_TO BE DONE_. Output the lines that follow exactly as they are.

_Dataset items_.

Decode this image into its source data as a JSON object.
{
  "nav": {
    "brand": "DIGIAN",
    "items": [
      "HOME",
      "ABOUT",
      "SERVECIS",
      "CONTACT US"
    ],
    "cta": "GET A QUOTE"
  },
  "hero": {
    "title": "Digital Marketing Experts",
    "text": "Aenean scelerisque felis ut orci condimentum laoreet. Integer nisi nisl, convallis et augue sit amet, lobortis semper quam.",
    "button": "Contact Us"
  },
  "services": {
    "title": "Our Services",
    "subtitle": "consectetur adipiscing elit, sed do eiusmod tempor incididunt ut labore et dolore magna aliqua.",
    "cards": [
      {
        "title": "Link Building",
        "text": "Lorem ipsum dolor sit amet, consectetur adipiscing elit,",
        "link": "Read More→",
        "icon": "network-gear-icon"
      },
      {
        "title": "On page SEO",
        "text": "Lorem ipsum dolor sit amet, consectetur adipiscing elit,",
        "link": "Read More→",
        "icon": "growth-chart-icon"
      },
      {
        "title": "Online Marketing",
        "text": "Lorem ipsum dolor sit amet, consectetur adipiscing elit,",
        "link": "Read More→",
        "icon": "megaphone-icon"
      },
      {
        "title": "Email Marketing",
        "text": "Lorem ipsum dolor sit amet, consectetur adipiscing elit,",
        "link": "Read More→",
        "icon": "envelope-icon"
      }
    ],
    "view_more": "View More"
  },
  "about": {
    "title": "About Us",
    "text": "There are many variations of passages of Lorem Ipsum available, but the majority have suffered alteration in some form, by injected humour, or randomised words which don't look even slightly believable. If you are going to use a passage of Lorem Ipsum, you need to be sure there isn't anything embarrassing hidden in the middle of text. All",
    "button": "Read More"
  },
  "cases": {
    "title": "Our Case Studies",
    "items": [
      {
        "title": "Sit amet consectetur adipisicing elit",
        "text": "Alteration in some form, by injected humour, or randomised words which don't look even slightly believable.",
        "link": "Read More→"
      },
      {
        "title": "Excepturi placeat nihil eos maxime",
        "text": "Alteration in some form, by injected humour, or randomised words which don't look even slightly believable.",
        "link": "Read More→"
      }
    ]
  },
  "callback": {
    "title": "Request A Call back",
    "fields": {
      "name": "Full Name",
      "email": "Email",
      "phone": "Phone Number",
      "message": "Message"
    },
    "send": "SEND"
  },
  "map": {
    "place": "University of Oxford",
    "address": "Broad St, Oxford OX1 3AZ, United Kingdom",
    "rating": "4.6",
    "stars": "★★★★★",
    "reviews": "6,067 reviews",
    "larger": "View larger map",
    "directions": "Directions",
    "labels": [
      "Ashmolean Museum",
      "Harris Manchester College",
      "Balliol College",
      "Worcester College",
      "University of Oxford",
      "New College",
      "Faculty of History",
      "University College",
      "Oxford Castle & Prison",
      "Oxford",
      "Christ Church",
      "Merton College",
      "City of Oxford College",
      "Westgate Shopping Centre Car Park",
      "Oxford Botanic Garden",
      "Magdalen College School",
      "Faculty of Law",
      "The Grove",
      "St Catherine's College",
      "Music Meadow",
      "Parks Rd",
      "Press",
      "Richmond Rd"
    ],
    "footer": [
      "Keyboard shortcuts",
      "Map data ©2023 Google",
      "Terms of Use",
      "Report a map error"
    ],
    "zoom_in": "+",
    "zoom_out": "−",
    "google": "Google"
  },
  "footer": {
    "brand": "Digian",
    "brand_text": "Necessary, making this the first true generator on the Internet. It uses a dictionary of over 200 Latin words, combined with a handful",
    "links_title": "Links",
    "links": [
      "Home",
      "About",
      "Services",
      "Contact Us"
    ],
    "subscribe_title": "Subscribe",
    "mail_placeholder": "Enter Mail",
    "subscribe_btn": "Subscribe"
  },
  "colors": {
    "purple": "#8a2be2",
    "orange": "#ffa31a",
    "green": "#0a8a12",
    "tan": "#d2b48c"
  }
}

_IN RESPONSE_.
Decode this image into its source data as a JSON object.
{
  "nav": {
    "brand": "DIGIAN",
    "items": [
      "HOME",
      "ABOUT",
      "SERVECIS",
      "CONTACT US"
    ],
    "cta": "GET A QUOTE"
  },
  "hero": {
    "title": "Digital Marketing Experts",
    "text": "Aenean scelerisque felis ut orci condimentum laoreet. Integer nisi nisl, convallis et augue sit amet, lobortis semper quam.",
    "button": "Contact Us"
  },
  "services": {
    "title": "Our Services",
    "subtitle": "consectetur adipiscing elit, sed do eiusmod tempor incididunt ut labore et dolore magna aliqua.",
    "cards": [
      {
        "title": "Link Building",
        "text": "Lorem ipsum dolor sit amet, consectetur adipiscing elit,",
        "link": "Read More→",
        "icon": "network-gear-icon"
      },
      {
        "title": "On page SEO",
        "text": "Lorem ipsum dolor sit amet, consectetur adipiscing elit,",
        "link": "Read More→",
        "icon": "growth-chart-icon"
      },
      {
        "title": "Online Marketing",
        "text": "Lorem ipsum dolor sit amet, consectetur adipiscing elit,",
        "link": "Read More→",
        "icon": "megaphone-icon"
      },
      {
        "title": "Email Marketing",
        "text": "Lorem ipsum dolor sit amet, consectetur adipiscing elit,",
        "link": "Read More→",
        "icon": "envelope-icon"
      }
    ],
    "view_more": "View More"
  },
  "about": {
    "title": "About Us",
    "text": "There are many variations of passages of Lorem Ipsum available, but the majority have suffered alteration in some form, by injected humour, or randomised words which don't look even slightly believable. If you are going to use a passage of Lorem Ipsum, you need to be sure there isn't anything embarrassing hidden in the middle of text. All",
    "button": "Read More"
  },
  "cases": {
    "title": "Our Case Studies",
    "items": [
      {
        "title": "Sit amet consectetur adipisicing elit",
        "text": "Alteration in some form, by injected humour, or randomised words which don't look even slightly believable.",
        "link": "Read More→"
      },
      {
        "title": "Excepturi placeat nihil eos maxime",
        "text": "Alteration in some form, by injected humour, or randomised words which don't look even slightly believable.",
        "link": "Read More→"
      }
    ]
  },
  "callback": {
    "title": "Request A Call back",
    "fields": {
      "name": "Full Name",
      "email": "Email",
      "phone": "Phone Number",
      "message": "Message"
    },
    "send": "SEND"
  },
  "map": {
    "place": "University of Oxford",
    "address": "Broad St, Oxford OX1 3AZ, United Kingdom",
    "rating": "4.6",
    "stars": "★★★★★",
    "reviews": "6,067 reviews",
    "larger": "View larger map",
    "directions": "Directions",
    "labels": [
      "Ashmolean Museum",
      "Harris Manchester College",
      "Balliol College",
      "Worcester College",
      "University of Oxford",
      "New College",
      "Faculty of History",
      "University College",
      "Oxford Castle & Prison",
      "Oxford",
      "Christ Church",
      "Merton College",
      "City of Oxford College",
      "Westgate Shopping Centre Car Park",
      "Oxford Botanic Garden",
      "Magdalen College School",
      "Faculty of Law",
      "The Grove",
      "St Catherine's College",
      "Music Meadow",
      "Parks Rd",
      "Press",
      "Richmond Rd"
    ],
    "footer": [
      "Keyboard shortcuts",
      "Map data ©2023 Google",
      "Terms of Use",
      "Report a map error"
    ],
    "zoom_in": "+",
    "zoom_out": "−",
    "google": "Google"
  },
  "footer": {
    "brand": "Digian",
    "brand_text": "Necessary, making this the first true generator on the Internet. It uses a dictionary of over 200 Latin words, combined with a handful",
    "links_title": "Links",
    "links": [
      "Home",
      "About",
      "Services",
      "Contact Us"
    ],
    "subscribe_title": "Subscribe",
    "mail_placeholder": "Enter Mail",
    "subscribe_btn": "Subscribe"
  },
  "colors": {
    "purple": "#8a2be2",
    "orange": "#ffa31a",
    "green": "#0a8a12",
    "tan": "#d2b48c"
  }
}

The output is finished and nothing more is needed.